====== Data excerpts ======
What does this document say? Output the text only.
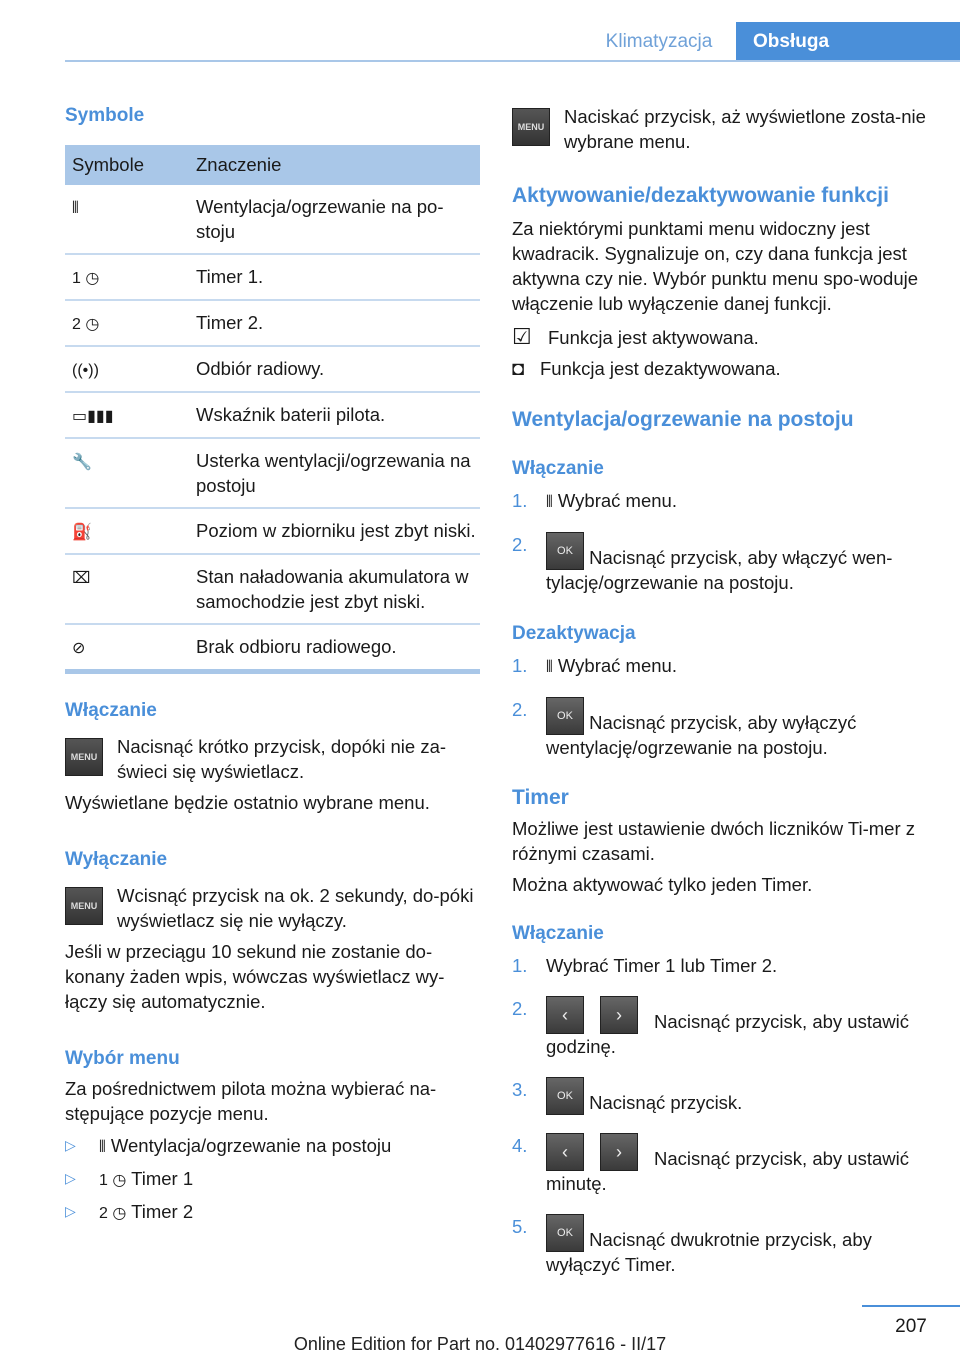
Klimatyzacja	Obsługa
Symbole
Symbole	Znaczenie
⫴	Wentylacja/ogrzewanie na po-stoju
1 ◷	Timer 1.
2 ◷	Timer 2.
((•))	Odbiór radiowy.
▭▮▮▮	Wskaźnik baterii pilota.
🔧	Usterka wentylacji/ogrzewania na postoju
⛽	Poziom w zbiorniku jest zbyt niski.
⌧	Stan naładowania akumulatora w samochodzie jest zbyt niski.
⊘	Brak odbioru radiowego.
Włączanie
MENU	Nacisnąć krótko przycisk, dopóki nie za-świeci się wyświetlacz.

Wyświetlane będzie ostatnio wybrane menu.

Wyłączanie
MENU	Wcisnąć przycisk na ok. 2 sekundy, do-póki wyświetlacz się nie wyłączy.

Jeśli w przeciągu 10 sekund nie zostanie do-konany żaden wpis, wówczas wyświetlacz wy-łączy się automatycznie.

Wybór menu

Za pośrednictwem pilota można wybierać na-stępujące pozycje menu.

▷	⫴ Wentylacja/ogrzewanie na postoju
▷	1 ◷ Timer 1
▷	2 ◷ Timer 2
MENU	Naciskać przycisk, aż wyświetlone zosta-nie wybrane menu.

Aktywowanie/dezaktywowanie funkcji

Za niektórymi punktami menu widoczny jest kwadracik. Sygnalizuje on, czy dana funkcja jest aktywna czy nie. Wybór punktu menu spo-woduje włączenie lub wyłączenie danej funkcji.

☑ Funkcja jest aktywowana.

◘ Funkcja jest dezaktywowana.

Wentylacja/ogrzewanie na postoju
Włączanie
1.	⫴ Wybrać menu.
2.	OK Nacisnąć przycisk, aby włączyć wen-tylację/ogrzewanie na postoju.
Dezaktywacja
1.	⫴ Wybrać menu.
2.	OK Nacisnąć przycisk, aby wyłączyć wentylację/ogrzewanie na postoju.
Timer

Możliwe jest ustawienie dwóch liczników Ti-mer z różnymi czasami.

Można aktywować tylko jeden Timer.

Włączanie
1.	Wybrać Timer 1 lub Timer 2.
2.	‹	› Nacisnąć przycisk, aby ustawić godzinę.
3.	OK Nacisnąć przycisk.
4.	‹	› Nacisnąć przycisk, aby ustawić minutę.
5.	OK Nacisnąć dwukrotnie przycisk, aby wyłączyć Timer.
207
Online Edition for Part no. 01402977616 - II/17
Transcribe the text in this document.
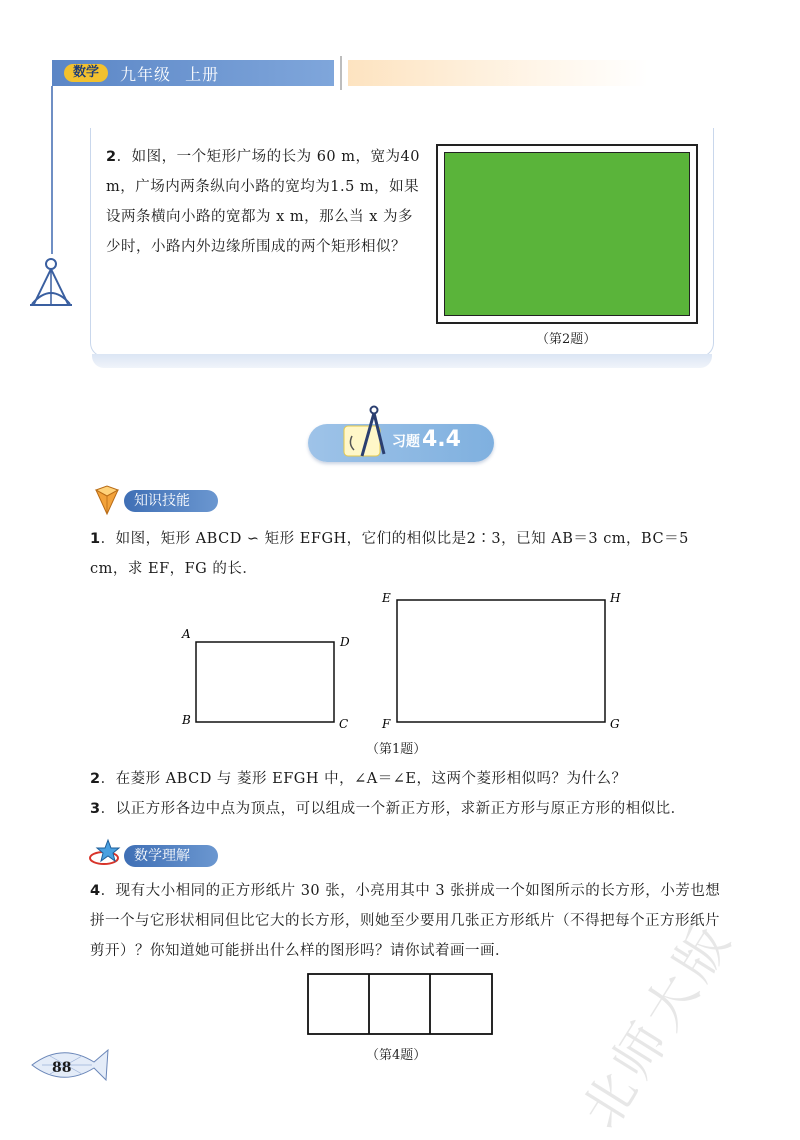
数学	九年级 上册
2．如图，一个矩形广场的长为 60 m，宽为40 m，广场内两条纵向小路的宽均为1.5 m，如果设两条横向小路的宽都为 x m，那么当 x 为多少时，小路内外边缘所围成的两个矩形相似？
（第2题）
习题4.4
知识技能
1．如图，矩形 ABCD ∽ 矩形 EFGH，它们的相似比是2∶3，已知 AB＝3 cm，BC＝5 cm，求 EF，FG 的长．
A
D
B	C
E	H
F	G
（第1题）
2．在菱形 ABCD 与 菱形 EFGH 中，∠A＝∠E，这两个菱形相似吗？为什么？
3．以正方形各边中点为顶点，可以组成一个新正方形，求新正方形与原正方形的相似比．
数学理解
4．现有大小相同的正方形纸片 30 张，小亮用其中 3 张拼成一个如图所示的长方形，小芳也想拼一个与它形状相同但比它大的长方形，则她至少要用几张正方形纸片（不得把每个正方形纸片剪开）？你知道她可能拼出什么样的图形吗？请你试着画一画．
（第4题）
88	北师大版
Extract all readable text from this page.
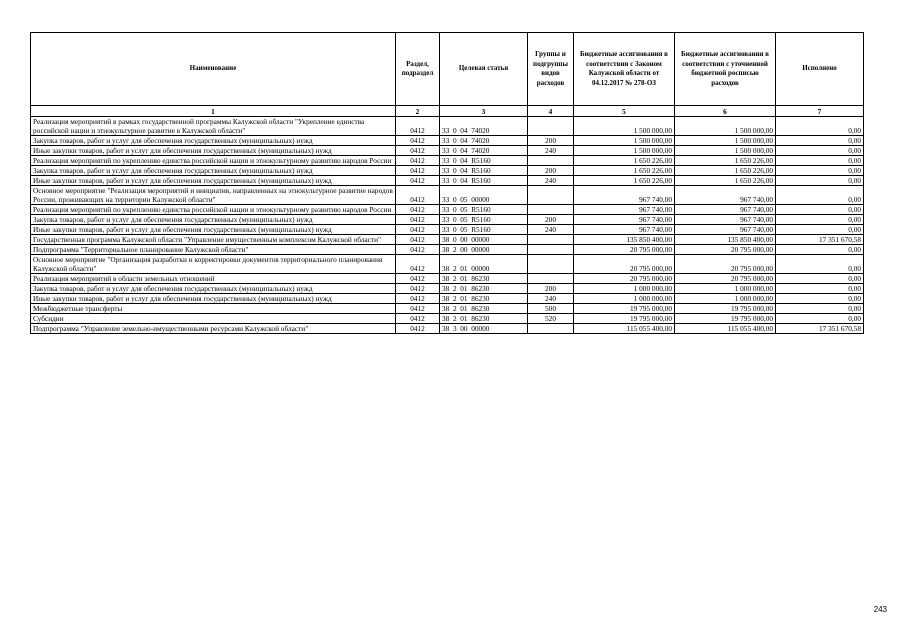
Наименование	Раздел, подраздел	Целевая статья	Группы и подгруппы видов расходов	Бюджетные ассигнования в соответствии с Законом Калужской области от 04.12.2017 № 278-ОЗ	Бюджетные ассигнования в соответствии с уточненной бюджетной росписью расходов	Исполнено
1	2	3	4	5	6	7
Реализация мероприятий в рамках государственной программы Калужской области "Укрепление единства российской нации и этнокультурное развитие в Калужской области"	0412	33  0  04  74020		1 500 000,00	1 500 000,00	0,00
Закупка товаров, работ и услуг для обеспечения государственных (муниципальных) нужд	0412	33  0  04  74020	200	1 500 000,00	1 500 000,00	0,00
Иные закупки товаров, работ и услуг для обеспечения государственных (муниципальных) нужд	0412	33  0  04  74020	240	1 500 000,00	1 500 000,00	0,00
Реализация мероприятий по укреплению единства российской нации и этнокультурному развитию народов России	0412	33  0  04  R5160		1 650 226,00	1 650 226,00	0,00
Закупка товаров, работ и услуг для обеспечения государственных (муниципальных) нужд	0412	33  0  04  R5160	200	1 650 226,00	1 650 226,00	0,00
Иные закупки товаров, работ и услуг для обеспечения государственных (муниципальных) нужд	0412	33  0  04  R5160	240	1 650 226,00	1 650 226,00	0,00
Основное мероприятие "Реализация мероприятий и инициатив, направленных на этнокультурное развитие народов России, проживающих на территории Калужской области"	0412	33  0  05  00000		967 740,00	967 740,00	0,00
Реализация мероприятий по укреплению единства российской нации и этнокультурному развитию народов России	0412	33  0  05  R5160		967 740,00	967 740,00	0,00
Закупка товаров, работ и услуг для обеспечения государственных (муниципальных) нужд	0412	33  0  05  R5160	200	967 740,00	967 740,00	0,00
Иные закупки товаров, работ и услуг для обеспечения государственных (муниципальных) нужд	0412	33  0  05  R5160	240	967 740,00	967 740,00	0,00
Государственная программа Калужской области "Управление имущественным комплексом Калужской области"	0412	38  0  00  00000		135 850 400,00	135 850 400,00	17 351 670,58
Подпрограмма "Территориальное планирование Калужской области"	0412	38  2  00  00000		20 795 000,00	20 795 000,00	0,00
Основное мероприятие "Организация разработки и корректировки документов территориального планирования Калужской области"	0412	38  2  01  00000		20 795 000,00	20 795 000,00	0,00
Реализация мероприятий в области земельных отношений	0412	38  2  01  86230		20 795 000,00	20 795 000,00	0,00
Закупка товаров, работ и услуг для обеспечения государственных (муниципальных) нужд	0412	38  2  01  86230	200	1 000 000,00	1 000 000,00	0,00
Иные закупки товаров, работ и услуг для обеспечения государственных (муниципальных) нужд	0412	38  2  01  86230	240	1 000 000,00	1 000 000,00	0,00
Межбюджетные трансферты	0412	38  2  01  86230	500	19 795 000,00	19 795 000,00	0,00
Субсидии	0412	38  2  01  86230	520	19 795 000,00	19 795 000,00	0,00
Подпрограмма "Управление земельно-имущественными ресурсами Калужской области"	0412	38  3  00  00000		115 055 400,00	115 055 400,00	17 351 670,58
243
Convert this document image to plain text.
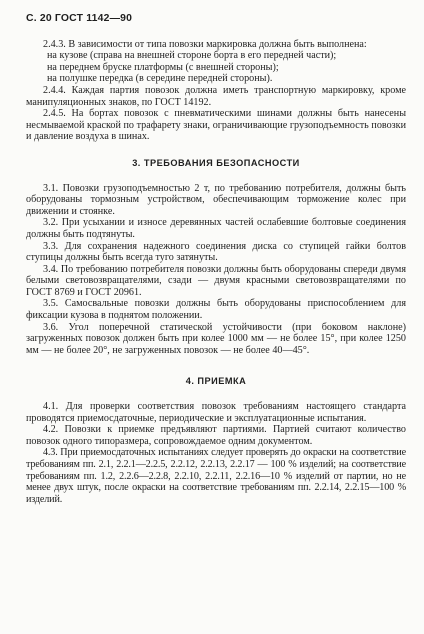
С. 20 ГОСТ 1142—90

2.4.3. В зависимости от типа повозки маркировка должна быть выполнена:

на кузове (справа на внешней стороне борта в его передней части);

на переднем бруске платформы (с внешней стороны);

на полушке передка (в середине передней стороны).

2.4.4. Каждая партия повозок должна иметь транспортную маркировку, кроме манипуляционных знаков, по ГОСТ 14192.

2.4.5. На бортах повозок с пневматическими шинами должны быть нанесены несмываемой краской по трафарету знаки, ограничивающие грузоподъемность повозки и давление воздуха в шинах.

3. ТРЕБОВАНИЯ БЕЗОПАСНОСТИ

3.1. Повозки грузоподъемностью 2 т, по требованию потребителя, должны быть оборудованы тормозным устройством, обеспечивающим торможение колес при движении и стоянке.

3.2. При усыхании и износе деревянных частей ослабевшие болтовые соединения должны быть подтянуты.

3.3. Для сохранения надежного соединения диска со ступицей гайки болтов ступицы должны быть всегда туго затянуты.

3.4. По требованию потребителя повозки должны быть оборудованы спереди двумя белыми световозвращателями, сзади — двумя красными световозвращателями по ГОСТ 8769 и ГОСТ 20961.

3.5. Самосвальные повозки должны быть оборудованы приспособлением для фиксации кузова в поднятом положении.

3.6. Угол поперечной статической устойчивости (при боковом наклоне) загруженных повозок должен быть при колее 1000 мм — не более 15°, при колее 1250 мм — не более 20°, не загруженных повозок — не более 40—45°.

4. ПРИЕМКА

4.1. Для проверки соответствия повозок требованиям настоящего стандарта проводятся приемосдаточные, периодические и эксплуатационные испытания.

4.2. Повозки к приемке предъявляют партиями. Партией считают количество повозок одного типоразмера, сопровождаемое одним документом.

4.3. При приемосдаточных испытаниях следует проверять до окраски на соответствие требованиям пп. 2.1, 2.2.1—2.2.5, 2.2.12, 2.2.13, 2.2.17 — 100 % изделий; на соответствие требованиям пп. 1.2, 2.2.6—2.2.8, 2.2.10, 2.2.11, 2.2.16—10 % изделий от партии, но не менее двух штук, после окраски на соответствие требованиям пп. 2.2.14, 2.2.15—100 % изделий.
======
Your goal =
Which lines contain "укреплению"? Show each of them.

Problem solution =
Реализация мероприятий по укреплению единства российской нации и этнокультурному развитию народов России	0412	33  0  04  R5160		1 650 226,00	1 650 226,00	0,00
Реализация мероприятий по укреплению единства российской нации и этнокультурному развитию народов России	0412	33  0  05  R5160		967 740,00	967 740,00	0,00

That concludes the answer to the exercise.